> _Given problem_
Locate all lines with the word "November" and copy them out.

> _Record set_
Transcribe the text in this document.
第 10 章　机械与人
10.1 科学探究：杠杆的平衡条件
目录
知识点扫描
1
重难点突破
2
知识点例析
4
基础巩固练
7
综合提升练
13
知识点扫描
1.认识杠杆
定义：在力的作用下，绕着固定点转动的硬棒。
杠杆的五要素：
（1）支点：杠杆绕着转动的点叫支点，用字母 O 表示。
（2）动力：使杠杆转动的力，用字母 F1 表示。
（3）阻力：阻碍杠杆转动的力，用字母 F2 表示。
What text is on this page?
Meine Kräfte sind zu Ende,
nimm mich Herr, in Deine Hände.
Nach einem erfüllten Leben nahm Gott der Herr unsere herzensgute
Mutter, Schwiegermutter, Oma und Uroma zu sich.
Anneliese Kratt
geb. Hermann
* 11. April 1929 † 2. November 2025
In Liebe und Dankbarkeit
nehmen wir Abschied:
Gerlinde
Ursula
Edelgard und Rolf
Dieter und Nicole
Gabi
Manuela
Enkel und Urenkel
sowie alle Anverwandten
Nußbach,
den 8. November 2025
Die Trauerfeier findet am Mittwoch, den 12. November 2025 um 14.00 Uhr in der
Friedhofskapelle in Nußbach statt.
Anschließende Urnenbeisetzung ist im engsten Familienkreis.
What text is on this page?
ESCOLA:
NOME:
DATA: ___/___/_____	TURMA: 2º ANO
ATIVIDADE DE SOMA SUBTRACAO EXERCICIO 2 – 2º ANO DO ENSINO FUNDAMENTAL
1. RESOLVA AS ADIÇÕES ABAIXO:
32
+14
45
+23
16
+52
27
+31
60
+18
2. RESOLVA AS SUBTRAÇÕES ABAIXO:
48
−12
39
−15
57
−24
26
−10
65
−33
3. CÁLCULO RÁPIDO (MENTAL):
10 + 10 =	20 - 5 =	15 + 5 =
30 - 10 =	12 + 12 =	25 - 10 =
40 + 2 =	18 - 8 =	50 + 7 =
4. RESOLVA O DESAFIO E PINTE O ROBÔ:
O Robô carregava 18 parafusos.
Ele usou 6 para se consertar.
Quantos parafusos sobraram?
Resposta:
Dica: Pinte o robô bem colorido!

> _Right answer_
* 11. April 1929 † 2. November 2025
den 8. November 2025
Die Trauerfeier findet am Mittwoch, den 12. November 2025 um 14.00 Uhr in der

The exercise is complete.